◆ **WORK REQUIRED**: Please transcribe all of the data below word for word, omitting the pictures.

Records in a dataset:
----------

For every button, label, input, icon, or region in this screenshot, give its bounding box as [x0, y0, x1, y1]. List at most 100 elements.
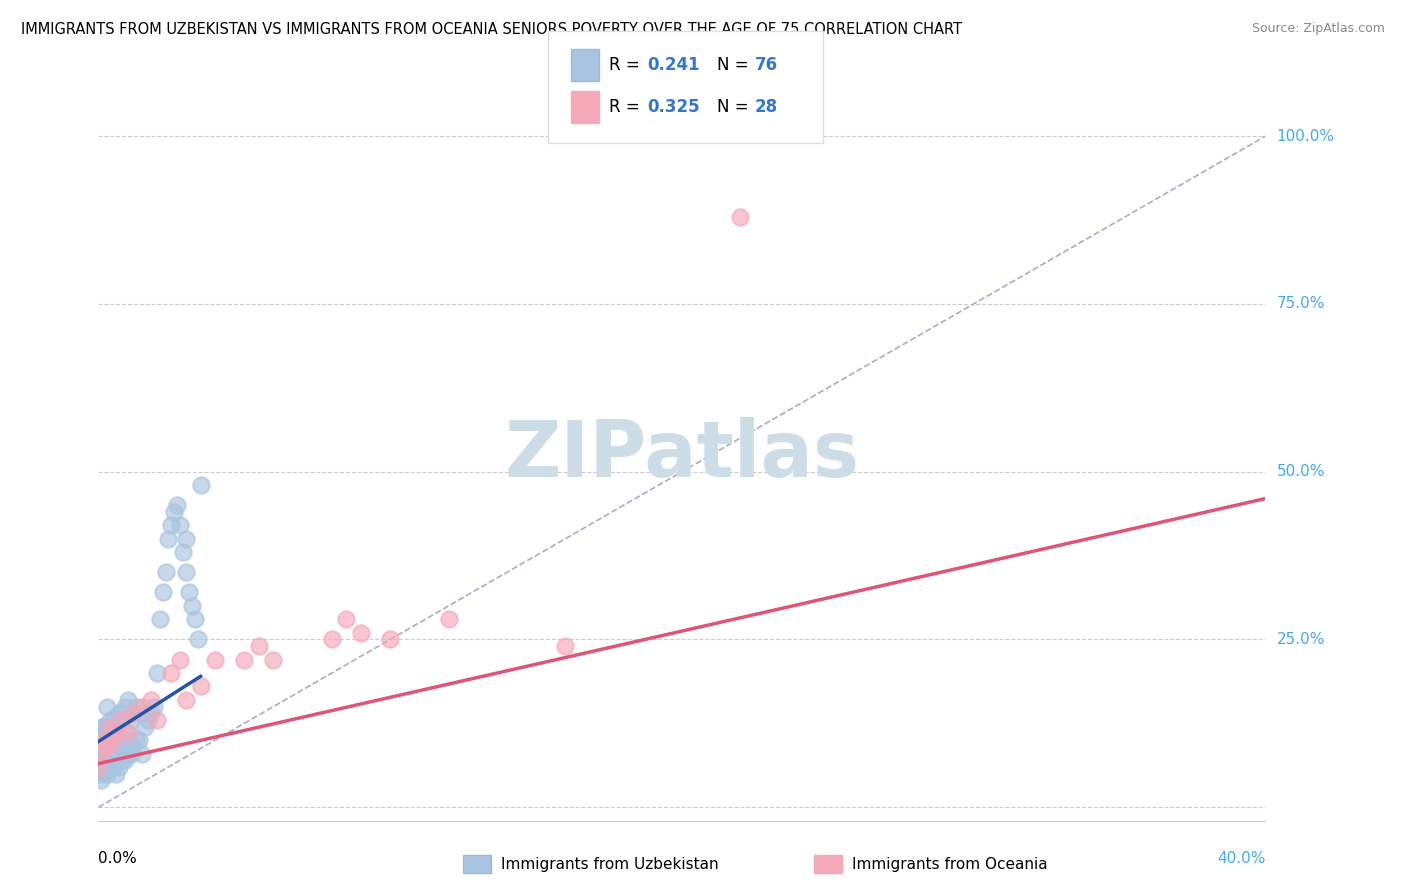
Point [96, 699, 118, 714]
Point [101, 760, 124, 774]
Text: 75.0%: 75.0% [1277, 296, 1324, 311]
Point [146, 665, 169, 680]
Point [190, 680, 212, 694]
Point [98, 726, 121, 740]
Point [114, 753, 136, 767]
Text: 28: 28 [755, 98, 778, 116]
Point [174, 532, 197, 546]
Point [152, 585, 174, 599]
Text: 76: 76 [755, 56, 778, 74]
Point [149, 612, 172, 626]
Point [131, 706, 153, 721]
Point [146, 713, 169, 727]
Point [183, 612, 205, 626]
Point [98, 753, 121, 767]
Point [90, 747, 112, 761]
Point [114, 699, 136, 714]
Point [87, 766, 110, 780]
Point [204, 652, 226, 666]
Text: IMMIGRANTS FROM UZBEKISTAN VS IMMIGRANTS FROM OCEANIA SENIORS POVERTY OVER THE A: IMMIGRANTS FROM UZBEKISTAN VS IMMIGRANTS… [21, 22, 962, 37]
Point [111, 706, 134, 721]
Point [104, 766, 127, 780]
Point [96, 739, 118, 754]
Point [730, 210, 752, 224]
Point [104, 726, 127, 740]
Text: 50.0%: 50.0% [1277, 464, 1324, 479]
Point [101, 713, 124, 727]
Text: Immigrants from Uzbekistan: Immigrants from Uzbekistan [501, 857, 718, 871]
Point [96, 747, 118, 761]
Point [120, 713, 142, 727]
Point [93, 720, 115, 734]
Point [155, 566, 177, 580]
Point [134, 720, 156, 734]
Point [187, 632, 209, 647]
Point [93, 739, 115, 754]
Point [108, 747, 131, 761]
Point [233, 652, 256, 666]
Point [117, 726, 139, 740]
Point [321, 632, 343, 647]
Point [117, 726, 139, 740]
Point [96, 766, 118, 780]
Point [104, 720, 127, 734]
Point [111, 753, 134, 767]
Point [131, 747, 153, 761]
Point [160, 518, 183, 533]
Point [90, 760, 112, 774]
Point [169, 652, 191, 666]
Point [136, 713, 159, 727]
Point [108, 706, 131, 721]
Point [554, 639, 576, 653]
Point [96, 733, 118, 747]
Text: 0.241: 0.241 [647, 56, 699, 74]
Point [128, 733, 150, 747]
Text: R =: R = [609, 56, 645, 74]
Point [169, 518, 191, 533]
Text: 40.0%: 40.0% [1218, 851, 1265, 866]
Point [90, 747, 112, 761]
Point [139, 706, 162, 721]
Point [117, 693, 139, 707]
Point [98, 720, 121, 734]
Point [157, 532, 180, 546]
Point [172, 545, 194, 559]
Point [120, 747, 142, 761]
Point [350, 625, 373, 640]
Point [177, 585, 200, 599]
Point [380, 632, 402, 647]
Point [93, 760, 115, 774]
Point [163, 505, 186, 519]
Point [96, 753, 118, 767]
Point [160, 665, 183, 680]
Point [180, 599, 202, 613]
Text: 0.0%: 0.0% [98, 851, 138, 866]
Point [90, 720, 112, 734]
Point [437, 612, 460, 626]
Point [98, 713, 121, 727]
Point [93, 766, 115, 780]
Point [125, 699, 148, 714]
Point [90, 733, 112, 747]
Point [108, 760, 131, 774]
Point [104, 739, 127, 754]
Point [93, 753, 115, 767]
Text: Source: ZipAtlas.com: Source: ZipAtlas.com [1251, 22, 1385, 36]
Point [104, 753, 127, 767]
Point [101, 733, 124, 747]
Point [101, 733, 124, 747]
Text: Immigrants from Oceania: Immigrants from Oceania [852, 857, 1047, 871]
Point [139, 693, 162, 707]
Point [90, 773, 112, 788]
Point [166, 498, 188, 512]
Point [125, 733, 148, 747]
Point [190, 478, 212, 492]
Point [122, 739, 145, 754]
Text: 25.0%: 25.0% [1277, 632, 1324, 647]
Point [111, 739, 134, 754]
Text: ZIPatlas: ZIPatlas [505, 417, 859, 493]
Text: 0.325: 0.325 [647, 98, 699, 116]
Point [111, 713, 134, 727]
Point [93, 733, 115, 747]
Point [87, 760, 110, 774]
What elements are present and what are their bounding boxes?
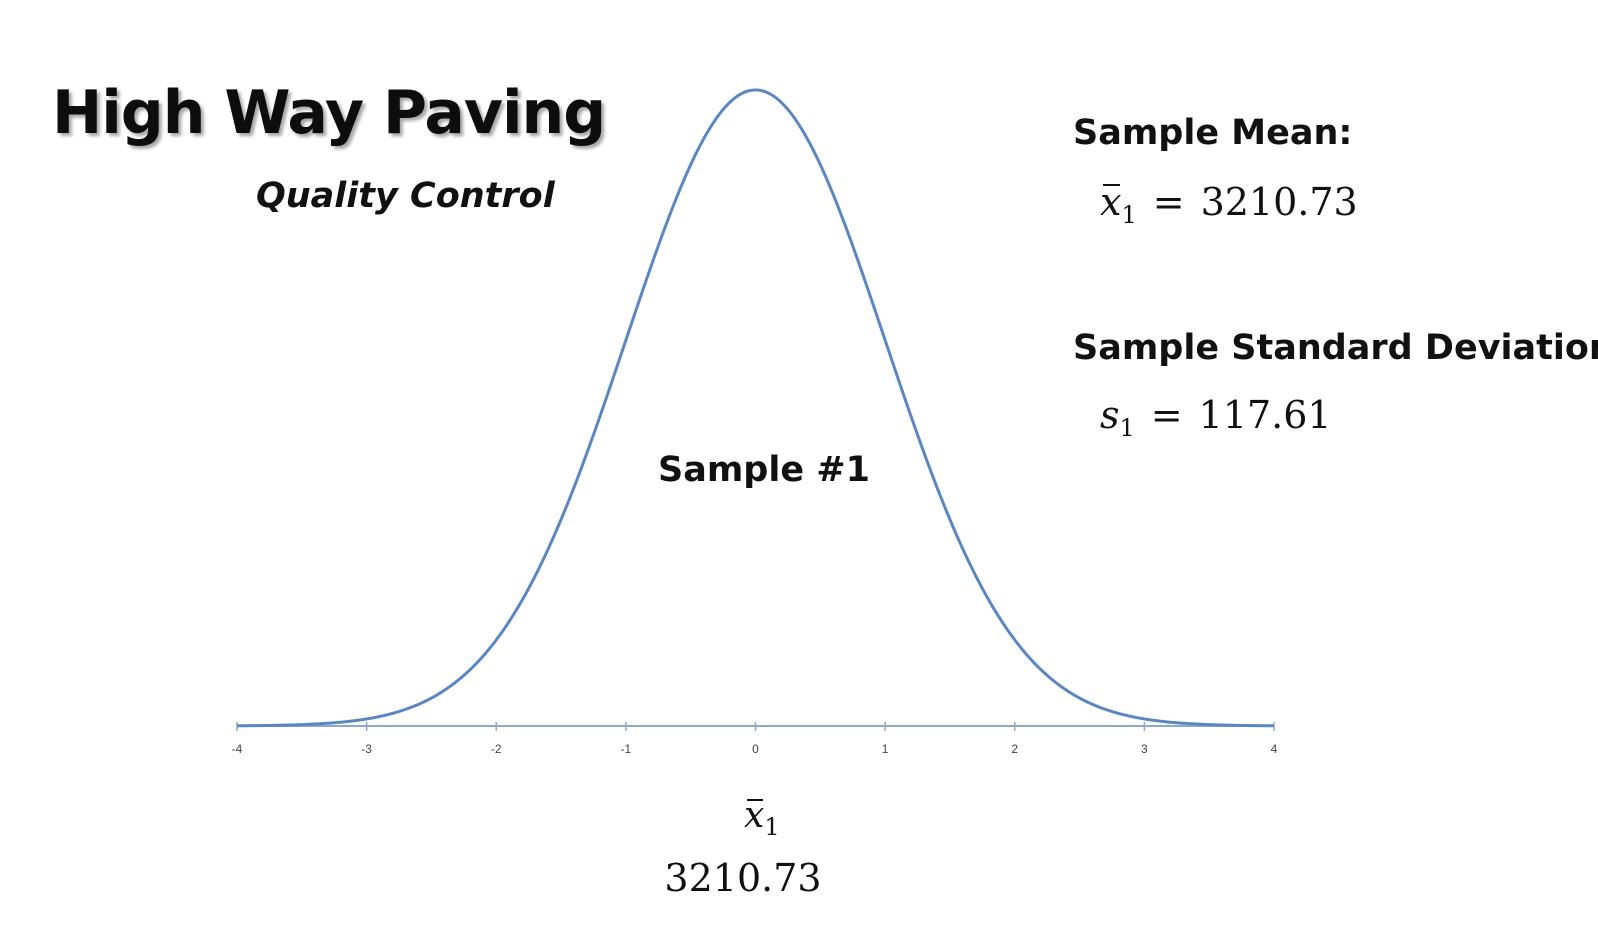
page-title: High Way Paving	[52, 78, 606, 148]
x-tick-label: 0	[752, 742, 759, 756]
page-subtitle: Quality Control	[256, 176, 555, 216]
mean-value: 3210.73	[1200, 180, 1358, 224]
sample-mean-label: Sample Mean:	[1073, 113, 1353, 153]
mean-equals: =	[1152, 180, 1185, 224]
x-tick-label: -3	[361, 742, 372, 756]
sd-subscript: 1	[1119, 414, 1135, 442]
x-tick-label: 3	[1141, 742, 1148, 756]
x-tick-label: 1	[882, 742, 889, 756]
axis-mean-symbol: x1	[744, 795, 780, 841]
mean-subscript: 1	[1121, 201, 1137, 229]
sample-mean-formula: x1 = 3210.73	[1100, 180, 1358, 229]
density-curve	[236, 88, 1275, 728]
x-tick-label: -1	[621, 742, 632, 756]
x-axis-ticks: -4 -3 -2 -1 0 1 2 3 4	[232, 722, 1278, 756]
sample-label: Sample #1	[658, 450, 870, 490]
axis-mean-subscript: 1	[764, 813, 780, 841]
mean-symbol: x	[1100, 180, 1122, 224]
sample-sd-formula: s1 = 117.61	[1100, 393, 1332, 442]
sample-sd-label: Sample Standard Deviation:	[1073, 328, 1598, 368]
axis-mean-x: x	[744, 795, 765, 836]
x-tick-label: -2	[491, 742, 502, 756]
x-tick-label: 2	[1011, 742, 1018, 756]
sd-symbol: s	[1100, 393, 1120, 437]
sd-value: 117.61	[1198, 393, 1332, 437]
axis-mean-value: 3210.73	[664, 856, 822, 900]
x-tick-label: 4	[1271, 742, 1278, 756]
x-tick-label: -4	[232, 742, 243, 756]
sd-equals: =	[1150, 393, 1183, 437]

----------

◆ **RESPONSE TO THE TASK**:
For every button, label, input, icon, or region in this screenshot, give its bounding box as [x0, y0, x1, y1]. List at most 100 elements.
Point [96, 699, 118, 714]
Point [101, 760, 124, 774]
Text: 75.0%: 75.0% [1277, 296, 1324, 311]
Point [146, 665, 169, 680]
Point [190, 680, 212, 694]
Point [98, 726, 121, 740]
Point [114, 753, 136, 767]
Text: 28: 28 [755, 98, 778, 116]
Point [174, 532, 197, 546]
Point [152, 585, 174, 599]
Text: 76: 76 [755, 56, 778, 74]
Point [149, 612, 172, 626]
Point [131, 706, 153, 721]
Point [146, 713, 169, 727]
Point [183, 612, 205, 626]
Point [98, 753, 121, 767]
Point [90, 747, 112, 761]
Point [114, 699, 136, 714]
Point [87, 766, 110, 780]
Point [204, 652, 226, 666]
Text: IMMIGRANTS FROM UZBEKISTAN VS IMMIGRANTS FROM OCEANIA SENIORS POVERTY OVER THE A: IMMIGRANTS FROM UZBEKISTAN VS IMMIGRANTS… [21, 22, 962, 37]
Point [111, 706, 134, 721]
Point [104, 766, 127, 780]
Point [96, 739, 118, 754]
Point [730, 210, 752, 224]
Point [104, 726, 127, 740]
Text: 50.0%: 50.0% [1277, 464, 1324, 479]
Point [101, 713, 124, 727]
Text: Immigrants from Uzbekistan: Immigrants from Uzbekistan [501, 857, 718, 871]
Point [96, 747, 118, 761]
Point [120, 713, 142, 727]
Point [93, 720, 115, 734]
Point [155, 566, 177, 580]
Point [134, 720, 156, 734]
Point [187, 632, 209, 647]
Point [93, 739, 115, 754]
Point [108, 747, 131, 761]
Point [233, 652, 256, 666]
Point [117, 726, 139, 740]
Point [321, 632, 343, 647]
Point [117, 726, 139, 740]
Point [96, 766, 118, 780]
Point [104, 720, 127, 734]
Point [111, 753, 134, 767]
Point [131, 747, 153, 761]
Point [160, 518, 183, 533]
Point [90, 760, 112, 774]
Point [169, 652, 191, 666]
Point [136, 713, 159, 727]
Point [108, 706, 131, 721]
Point [554, 639, 576, 653]
Point [96, 733, 118, 747]
Text: 0.241: 0.241 [647, 56, 699, 74]
Point [128, 733, 150, 747]
Text: R =: R = [609, 56, 645, 74]
Point [169, 518, 191, 533]
Text: 40.0%: 40.0% [1218, 851, 1265, 866]
Point [90, 747, 112, 761]
Point [139, 706, 162, 721]
Point [117, 693, 139, 707]
Point [98, 720, 121, 734]
Point [157, 532, 180, 546]
Point [172, 545, 194, 559]
Point [120, 747, 142, 761]
Point [350, 625, 373, 640]
Point [177, 585, 200, 599]
Point [380, 632, 402, 647]
Point [93, 760, 115, 774]
Point [163, 505, 186, 519]
Point [96, 753, 118, 767]
Point [160, 665, 183, 680]
Point [180, 599, 202, 613]
Text: 0.0%: 0.0% [98, 851, 138, 866]
Point [90, 720, 112, 734]
Point [437, 612, 460, 626]
Point [98, 713, 121, 727]
Point [93, 766, 115, 780]
Point [125, 699, 148, 714]
Point [90, 733, 112, 747]
Point [108, 760, 131, 774]
Point [104, 739, 127, 754]
Point [93, 753, 115, 767]
Text: Source: ZipAtlas.com: Source: ZipAtlas.com [1251, 22, 1385, 36]
Point [104, 753, 127, 767]
Point [101, 733, 124, 747]
Point [101, 733, 124, 747]
Text: Immigrants from Oceania: Immigrants from Oceania [852, 857, 1047, 871]
Point [139, 693, 162, 707]
Point [90, 773, 112, 788]
Point [166, 498, 188, 512]
Point [125, 733, 148, 747]
Point [190, 478, 212, 492]
Point [122, 739, 145, 754]
Text: 25.0%: 25.0% [1277, 632, 1324, 647]
Point [111, 739, 134, 754]
Text: ZIPatlas: ZIPatlas [505, 417, 859, 493]
Text: 0.325: 0.325 [647, 98, 699, 116]
Point [111, 713, 134, 727]
Point [93, 733, 115, 747]
Point [87, 760, 110, 774]
What elements are present and what are their bounding boxes?
page-title: High Way Paving	[52, 78, 606, 148]
x-tick-label: 0	[752, 742, 759, 756]
page-subtitle: Quality Control	[256, 176, 555, 216]
mean-value: 3210.73	[1200, 180, 1358, 224]
sample-mean-label: Sample Mean:	[1073, 113, 1353, 153]
mean-equals: =	[1152, 180, 1185, 224]
x-tick-label: -3	[361, 742, 372, 756]
sd-subscript: 1	[1119, 414, 1135, 442]
x-tick-label: 3	[1141, 742, 1148, 756]
x-tick-label: 1	[882, 742, 889, 756]
axis-mean-symbol: x1	[744, 795, 780, 841]
mean-subscript: 1	[1121, 201, 1137, 229]
sample-mean-formula: x1 = 3210.73	[1100, 180, 1358, 229]
density-curve	[236, 88, 1275, 728]
x-tick-label: -1	[621, 742, 632, 756]
x-axis-ticks: -4 -3 -2 -1 0 1 2 3 4	[232, 722, 1278, 756]
sample-label: Sample #1	[658, 450, 870, 490]
axis-mean-subscript: 1	[764, 813, 780, 841]
mean-symbol: x	[1100, 180, 1122, 224]
sample-sd-formula: s1 = 117.61	[1100, 393, 1332, 442]
sample-sd-label: Sample Standard Deviation:	[1073, 328, 1598, 368]
axis-mean-x: x	[744, 795, 765, 836]
x-tick-label: -2	[491, 742, 502, 756]
x-tick-label: 2	[1011, 742, 1018, 756]
sd-symbol: s	[1100, 393, 1120, 437]
sd-value: 117.61	[1198, 393, 1332, 437]
axis-mean-value: 3210.73	[664, 856, 822, 900]
x-tick-label: 4	[1271, 742, 1278, 756]
x-tick-label: -4	[232, 742, 243, 756]
sd-equals: =	[1150, 393, 1183, 437]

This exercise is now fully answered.